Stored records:
---------------

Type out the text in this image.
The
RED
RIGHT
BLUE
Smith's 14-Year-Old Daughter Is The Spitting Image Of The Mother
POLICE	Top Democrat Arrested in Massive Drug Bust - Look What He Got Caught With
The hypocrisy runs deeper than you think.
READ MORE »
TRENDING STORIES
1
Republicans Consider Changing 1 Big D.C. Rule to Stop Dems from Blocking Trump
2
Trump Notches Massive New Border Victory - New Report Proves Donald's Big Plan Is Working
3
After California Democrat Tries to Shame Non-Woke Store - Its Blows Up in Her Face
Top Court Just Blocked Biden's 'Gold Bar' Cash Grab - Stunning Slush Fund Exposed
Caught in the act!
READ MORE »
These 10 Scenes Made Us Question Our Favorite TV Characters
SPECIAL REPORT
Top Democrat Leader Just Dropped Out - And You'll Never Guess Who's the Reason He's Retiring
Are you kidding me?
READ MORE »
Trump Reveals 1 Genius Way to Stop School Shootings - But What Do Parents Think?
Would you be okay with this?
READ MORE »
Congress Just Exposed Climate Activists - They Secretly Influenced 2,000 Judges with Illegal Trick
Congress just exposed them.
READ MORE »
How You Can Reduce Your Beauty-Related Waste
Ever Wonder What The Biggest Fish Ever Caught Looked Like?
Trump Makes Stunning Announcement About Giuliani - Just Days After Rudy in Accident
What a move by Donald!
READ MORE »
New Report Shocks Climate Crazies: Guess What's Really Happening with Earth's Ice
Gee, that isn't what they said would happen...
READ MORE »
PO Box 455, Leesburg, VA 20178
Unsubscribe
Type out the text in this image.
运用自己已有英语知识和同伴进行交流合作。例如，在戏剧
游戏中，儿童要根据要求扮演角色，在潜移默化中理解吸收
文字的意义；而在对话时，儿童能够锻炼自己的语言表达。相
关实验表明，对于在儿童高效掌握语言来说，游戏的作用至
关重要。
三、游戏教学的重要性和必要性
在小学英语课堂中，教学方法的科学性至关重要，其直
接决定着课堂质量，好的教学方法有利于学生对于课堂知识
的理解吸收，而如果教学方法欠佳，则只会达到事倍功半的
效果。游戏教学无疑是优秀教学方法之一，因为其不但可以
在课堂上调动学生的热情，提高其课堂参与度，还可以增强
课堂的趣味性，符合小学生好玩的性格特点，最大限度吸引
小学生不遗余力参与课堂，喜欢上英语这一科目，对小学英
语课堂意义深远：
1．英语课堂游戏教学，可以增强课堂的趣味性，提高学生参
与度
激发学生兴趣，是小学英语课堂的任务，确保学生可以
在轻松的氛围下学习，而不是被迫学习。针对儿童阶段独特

---------------

_Direction_
Pull out each line of the listing that holds the string "Caught".

_Reply to the exercise_
POLICE	Top Democrat Arrested in Massive Drug Bust - Look What He Got Caught With
Caught in the act!
Ever Wonder What The Biggest Fish Ever Caught Looked Like?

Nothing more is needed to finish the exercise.